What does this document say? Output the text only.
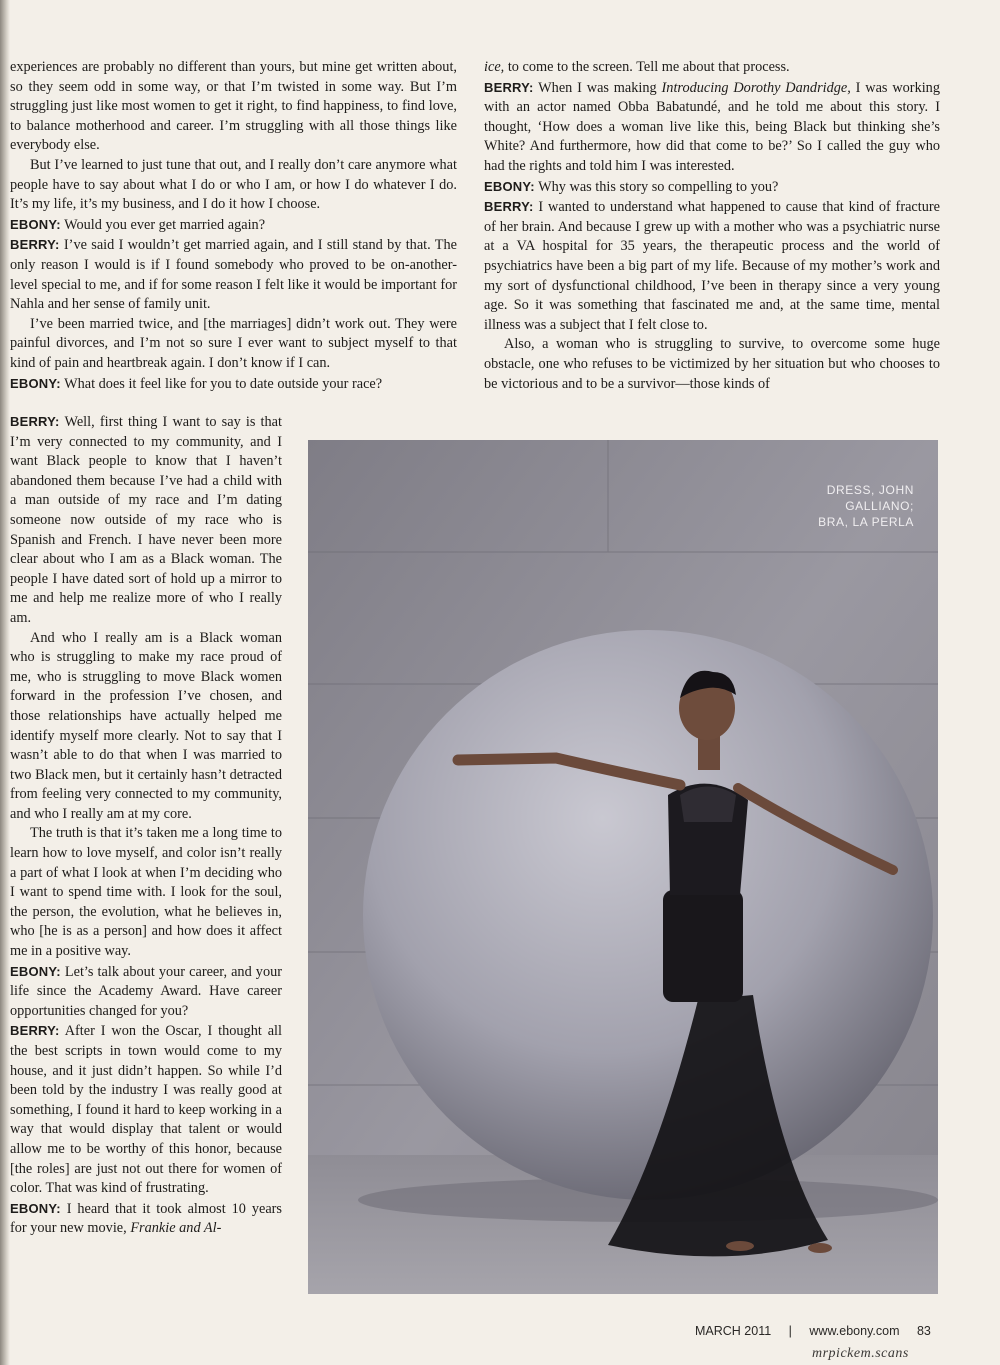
experiences are probably no different than yours, but mine get written about, so they seem odd in some way, or that I’m twisted in some way. But I’m struggling just like most women to get it right, to find happiness, to find love, to balance motherhood and career. I’m struggling with all those things like everybody else.

But I’ve learned to just tune that out, and I really don’t care anymore what people have to say about what I do or who I am, or how I do whatever I do. It’s my life, it’s my business, and I do it how I choose.

EBONY: Would you ever get married again?

BERRY: I’ve said I wouldn’t get married again, and I still stand by that. The only reason I would is if I found somebody who proved to be on-another-level special to me, and if for some reason I felt like it would be important for Nahla and her sense of family unit.

I’ve been married twice, and [the marriages] didn’t work out. They were painful divorces, and I’m not so sure I ever want to subject myself to that kind of pain and heartbreak again. I don’t know if I can.

EBONY: What does it feel like for you to date outside your race?

BERRY: Well, first thing I want to say is that I’m very connected to my community, and I want Black people to know that I haven’t abandoned them because I’ve had a child with a man outside of my race and I’m dating someone now outside of my race who is Spanish and French. I have never been more clear about who I am as a Black woman. The people I have dated sort of hold up a mirror to me and help me realize more of who I really am.

And who I really am is a Black woman who is struggling to make my race proud of me, who is struggling to move Black women forward in the profession I’ve chosen, and those relationships have actually helped me identify myself more clearly. Not to say that I wasn’t able to do that when I was married to two Black men, but it certainly hasn’t detracted from feeling very connected to my community, and who I really am at my core.

The truth is that it’s taken me a long time to learn how to love myself, and color isn’t really a part of what I look at when I’m deciding who I want to spend time with. I look for the soul, the person, the evolution, what he believes in, who [he is as a person] and how does it affect me in a positive way.

EBONY: Let’s talk about your career, and your life since the Academy Award. Have career opportunities changed for you?

BERRY: After I won the Oscar, I thought all the best scripts in town would come to my house, and it just didn’t happen. So while I’d been told by the industry I was really good at something, I found it hard to keep working in a way that would display that talent or would allow me to be worthy of this honor, because [the roles] are just not out there for women of color. That was kind of frustrating.

EBONY: I heard that it took almost 10 years for your new movie, Frankie and Al-

ice, to come to the screen. Tell me about that process.

BERRY: When I was making Introducing Dorothy Dandridge, I was working with an actor named Obba Babatundé, and he told me about this story. I thought, ‘How does a woman live like this, being Black but thinking she’s White? And furthermore, how did that come to be?’ So I called the guy who had the rights and told him I was interested.

EBONY: Why was this story so compelling to you?

BERRY: I wanted to understand what happened to cause that kind of fracture of her brain. And because I grew up with a mother who was a psychiatric nurse at a VA hospital for 35 years, the therapeutic process and the world of psychiatrics have been a big part of my life. Because of my mother’s work and my sort of dysfunctional childhood, I’ve been in therapy since a very young age. So it was something that fascinated me and, at the same time, mental illness was a subject that I felt close to.

Also, a woman who is struggling to survive, to overcome some huge obstacle, one who refuses to be victimized by her situation but who chooses to be victorious and to be a survivor—those kinds of

DRESS, JOHN
GALLIANO;
BRA, LA PERLA
MARCH 2011 | www.ebony.com 83
mrpickem.scans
******
▶ [REQUIRED TASK]:
Without the pictures, restate all of the entries above verbatim.

▶ [EXERCISE RESPONSE]:
What does this document say? Output the text only.
experiences are probably no different than yours, but mine get written about, so they seem odd in some way, or that I’m twisted in some way. But I’m struggling just like most women to get it right, to find happiness, to find love, to balance motherhood and career. I’m struggling with all those things like everybody else.

But I’ve learned to just tune that out, and I really don’t care anymore what people have to say about what I do or who I am, or how I do whatever I do. It’s my life, it’s my business, and I do it how I choose.

EBONY: Would you ever get married again?

BERRY: I’ve said I wouldn’t get married again, and I still stand by that. The only reason I would is if I found somebody who proved to be on-another-level special to me, and if for some reason I felt like it would be important for Nahla and her sense of family unit.

I’ve been married twice, and [the marriages] didn’t work out. They were painful divorces, and I’m not so sure I ever want to subject myself to that kind of pain and heartbreak again. I don’t know if I can.

EBONY: What does it feel like for you to date outside your race?

BERRY: Well, first thing I want to say is that I’m very connected to my community, and I want Black people to know that I haven’t abandoned them because I’ve had a child with a man outside of my race and I’m dating someone now outside of my race who is Spanish and French. I have never been more clear about who I am as a Black woman. The people I have dated sort of hold up a mirror to me and help me realize more of who I really am.

And who I really am is a Black woman who is struggling to make my race proud of me, who is struggling to move Black women forward in the profession I’ve chosen, and those relationships have actually helped me identify myself more clearly. Not to say that I wasn’t able to do that when I was married to two Black men, but it certainly hasn’t detracted from feeling very connected to my community, and who I really am at my core.

The truth is that it’s taken me a long time to learn how to love myself, and color isn’t really a part of what I look at when I’m deciding who I want to spend time with. I look for the soul, the person, the evolution, what he believes in, who [he is as a person] and how does it affect me in a positive way.

EBONY: Let’s talk about your career, and your life since the Academy Award. Have career opportunities changed for you?

BERRY: After I won the Oscar, I thought all the best scripts in town would come to my house, and it just didn’t happen. So while I’d been told by the industry I was really good at something, I found it hard to keep working in a way that would display that talent or would allow me to be worthy of this honor, because [the roles] are just not out there for women of color. That was kind of frustrating.

EBONY: I heard that it took almost 10 years for your new movie, Frankie and Al-

ice, to come to the screen. Tell me about that process.

BERRY: When I was making Introducing Dorothy Dandridge, I was working with an actor named Obba Babatundé, and he told me about this story. I thought, ‘How does a woman live like this, being Black but thinking she’s White? And furthermore, how did that come to be?’ So I called the guy who had the rights and told him I was interested.

EBONY: Why was this story so compelling to you?

BERRY: I wanted to understand what happened to cause that kind of fracture of her brain. And because I grew up with a mother who was a psychiatric nurse at a VA hospital for 35 years, the therapeutic process and the world of psychiatrics have been a big part of my life. Because of my mother’s work and my sort of dysfunctional childhood, I’ve been in therapy since a very young age. So it was something that fascinated me and, at the same time, mental illness was a subject that I felt close to.

Also, a woman who is struggling to survive, to overcome some huge obstacle, one who refuses to be victimized by her situation but who chooses to be victorious and to be a survivor—those kinds of

DRESS, JOHN
GALLIANO;
BRA, LA PERLA
MARCH 2011 | www.ebony.com 83
mrpickem.scans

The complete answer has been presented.